▸ TASK BRIEF
Write out each entry, exactly the way it appears.

▸ SOURCE MATERIAL
□ □ □
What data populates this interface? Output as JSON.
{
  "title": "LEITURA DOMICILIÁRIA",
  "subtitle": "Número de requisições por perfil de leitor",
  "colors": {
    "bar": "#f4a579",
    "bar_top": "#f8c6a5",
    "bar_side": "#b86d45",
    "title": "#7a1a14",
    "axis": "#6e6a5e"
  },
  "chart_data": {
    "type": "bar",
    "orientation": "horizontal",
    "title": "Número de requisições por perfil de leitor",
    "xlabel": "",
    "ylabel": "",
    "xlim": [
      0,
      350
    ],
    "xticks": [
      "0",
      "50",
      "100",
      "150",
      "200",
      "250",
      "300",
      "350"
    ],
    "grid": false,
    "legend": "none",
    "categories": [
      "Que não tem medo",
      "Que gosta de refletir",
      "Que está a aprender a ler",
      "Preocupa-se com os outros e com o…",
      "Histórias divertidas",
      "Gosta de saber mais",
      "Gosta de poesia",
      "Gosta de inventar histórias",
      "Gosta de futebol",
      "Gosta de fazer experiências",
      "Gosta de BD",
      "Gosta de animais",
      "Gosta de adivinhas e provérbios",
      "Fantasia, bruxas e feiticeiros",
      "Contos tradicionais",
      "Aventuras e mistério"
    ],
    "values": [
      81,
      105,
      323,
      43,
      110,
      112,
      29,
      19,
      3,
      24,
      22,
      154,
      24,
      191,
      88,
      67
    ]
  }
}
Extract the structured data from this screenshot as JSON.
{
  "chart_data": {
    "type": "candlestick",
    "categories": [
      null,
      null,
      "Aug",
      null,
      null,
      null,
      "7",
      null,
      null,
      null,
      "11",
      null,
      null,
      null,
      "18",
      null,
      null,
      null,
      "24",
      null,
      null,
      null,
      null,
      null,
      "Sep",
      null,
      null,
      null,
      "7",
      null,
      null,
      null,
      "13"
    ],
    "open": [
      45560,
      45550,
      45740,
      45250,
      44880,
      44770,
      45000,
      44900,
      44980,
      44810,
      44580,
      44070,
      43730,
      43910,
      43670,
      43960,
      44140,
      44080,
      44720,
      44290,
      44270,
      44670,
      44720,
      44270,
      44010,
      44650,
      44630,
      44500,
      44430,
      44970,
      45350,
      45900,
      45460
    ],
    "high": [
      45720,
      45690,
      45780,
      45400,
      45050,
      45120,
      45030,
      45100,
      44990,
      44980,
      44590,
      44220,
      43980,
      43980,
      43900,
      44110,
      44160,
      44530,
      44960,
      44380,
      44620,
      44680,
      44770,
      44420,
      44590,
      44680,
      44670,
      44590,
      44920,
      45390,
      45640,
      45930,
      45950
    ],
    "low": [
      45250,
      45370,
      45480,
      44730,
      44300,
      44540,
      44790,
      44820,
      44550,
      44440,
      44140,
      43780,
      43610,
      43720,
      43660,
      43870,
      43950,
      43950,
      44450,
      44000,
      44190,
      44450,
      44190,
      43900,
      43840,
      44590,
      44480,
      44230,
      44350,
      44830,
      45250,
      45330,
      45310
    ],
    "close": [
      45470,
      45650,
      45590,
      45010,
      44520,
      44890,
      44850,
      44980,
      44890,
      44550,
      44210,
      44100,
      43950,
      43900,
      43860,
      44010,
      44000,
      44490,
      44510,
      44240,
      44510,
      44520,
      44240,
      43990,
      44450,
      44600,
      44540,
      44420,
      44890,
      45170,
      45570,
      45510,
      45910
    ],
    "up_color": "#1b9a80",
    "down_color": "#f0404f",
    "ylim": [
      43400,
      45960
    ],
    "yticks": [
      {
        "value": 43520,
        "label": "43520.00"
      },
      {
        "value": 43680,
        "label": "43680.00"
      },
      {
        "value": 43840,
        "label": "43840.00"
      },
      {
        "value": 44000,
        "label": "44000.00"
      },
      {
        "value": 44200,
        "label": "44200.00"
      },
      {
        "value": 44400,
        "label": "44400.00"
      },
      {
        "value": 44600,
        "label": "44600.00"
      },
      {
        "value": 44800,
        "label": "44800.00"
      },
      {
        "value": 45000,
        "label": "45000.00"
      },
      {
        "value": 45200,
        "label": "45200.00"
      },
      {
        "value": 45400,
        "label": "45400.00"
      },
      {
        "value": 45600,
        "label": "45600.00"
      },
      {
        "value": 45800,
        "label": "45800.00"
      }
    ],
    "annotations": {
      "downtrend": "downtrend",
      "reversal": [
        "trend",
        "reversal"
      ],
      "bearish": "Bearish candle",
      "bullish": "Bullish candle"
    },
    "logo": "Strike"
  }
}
□ □ □
▸ ANSWER TO THE PROBLEM
What data populates this interface? Output as JSON.
{
  "title": "LEITURA DOMICILIÁRIA",
  "subtitle": "Número de requisições por perfil de leitor",
  "colors": {
    "bar": "#f4a579",
    "bar_top": "#f8c6a5",
    "bar_side": "#b86d45",
    "title": "#7a1a14",
    "axis": "#6e6a5e"
  },
  "chart_data": {
    "type": "bar",
    "orientation": "horizontal",
    "title": "Número de requisições por perfil de leitor",
    "xlabel": "",
    "ylabel": "",
    "xlim": [
      0,
      350
    ],
    "xticks": [
      "0",
      "50",
      "100",
      "150",
      "200",
      "250",
      "300",
      "350"
    ],
    "grid": false,
    "legend": "none",
    "categories": [
      "Que não tem medo",
      "Que gosta de refletir",
      "Que está a aprender a ler",
      "Preocupa-se com os outros e com o…",
      "Histórias divertidas",
      "Gosta de saber mais",
      "Gosta de poesia",
      "Gosta de inventar histórias",
      "Gosta de futebol",
      "Gosta de fazer experiências",
      "Gosta de BD",
      "Gosta de animais",
      "Gosta de adivinhas e provérbios",
      "Fantasia, bruxas e feiticeiros",
      "Contos tradicionais",
      "Aventuras e mistério"
    ],
    "values": [
      81,
      105,
      323,
      43,
      110,
      112,
      29,
      19,
      3,
      24,
      22,
      154,
      24,
      191,
      88,
      67
    ]
  }
}
Extract the structured data from this screenshot as JSON.
{
  "chart_data": {
    "type": "candlestick",
    "categories": [
      null,
      null,
      "Aug",
      null,
      null,
      null,
      "7",
      null,
      null,
      null,
      "11",
      null,
      null,
      null,
      "18",
      null,
      null,
      null,
      "24",
      null,
      null,
      null,
      null,
      null,
      "Sep",
      null,
      null,
      null,
      "7",
      null,
      null,
      null,
      "13"
    ],
    "open": [
      45560,
      45550,
      45740,
      45250,
      44880,
      44770,
      45000,
      44900,
      44980,
      44810,
      44580,
      44070,
      43730,
      43910,
      43670,
      43960,
      44140,
      44080,
      44720,
      44290,
      44270,
      44670,
      44720,
      44270,
      44010,
      44650,
      44630,
      44500,
      44430,
      44970,
      45350,
      45900,
      45460
    ],
    "high": [
      45720,
      45690,
      45780,
      45400,
      45050,
      45120,
      45030,
      45100,
      44990,
      44980,
      44590,
      44220,
      43980,
      43980,
      43900,
      44110,
      44160,
      44530,
      44960,
      44380,
      44620,
      44680,
      44770,
      44420,
      44590,
      44680,
      44670,
      44590,
      44920,
      45390,
      45640,
      45930,
      45950
    ],
    "low": [
      45250,
      45370,
      45480,
      44730,
      44300,
      44540,
      44790,
      44820,
      44550,
      44440,
      44140,
      43780,
      43610,
      43720,
      43660,
      43870,
      43950,
      43950,
      44450,
      44000,
      44190,
      44450,
      44190,
      43900,
      43840,
      44590,
      44480,
      44230,
      44350,
      44830,
      45250,
      45330,
      45310
    ],
    "close": [
      45470,
      45650,
      45590,
      45010,
      44520,
      44890,
      44850,
      44980,
      44890,
      44550,
      44210,
      44100,
      43950,
      43900,
      43860,
      44010,
      44000,
      44490,
      44510,
      44240,
      44510,
      44520,
      44240,
      43990,
      44450,
      44600,
      44540,
      44420,
      44890,
      45170,
      45570,
      45510,
      45910
    ],
    "up_color": "#1b9a80",
    "down_color": "#f0404f",
    "ylim": [
      43400,
      45960
    ],
    "yticks": [
      {
        "value": 43520,
        "label": "43520.00"
      },
      {
        "value": 43680,
        "label": "43680.00"
      },
      {
        "value": 43840,
        "label": "43840.00"
      },
      {
        "value": 44000,
        "label": "44000.00"
      },
      {
        "value": 44200,
        "label": "44200.00"
      },
      {
        "value": 44400,
        "label": "44400.00"
      },
      {
        "value": 44600,
        "label": "44600.00"
      },
      {
        "value": 44800,
        "label": "44800.00"
      },
      {
        "value": 45000,
        "label": "45000.00"
      },
      {
        "value": 45200,
        "label": "45200.00"
      },
      {
        "value": 45400,
        "label": "45400.00"
      },
      {
        "value": 45600,
        "label": "45600.00"
      },
      {
        "value": 45800,
        "label": "45800.00"
      }
    ],
    "annotations": {
      "downtrend": "downtrend",
      "reversal": [
        "trend",
        "reversal"
      ],
      "bearish": "Bearish candle",
      "bullish": "Bullish candle"
    },
    "logo": "Strike"
  }
}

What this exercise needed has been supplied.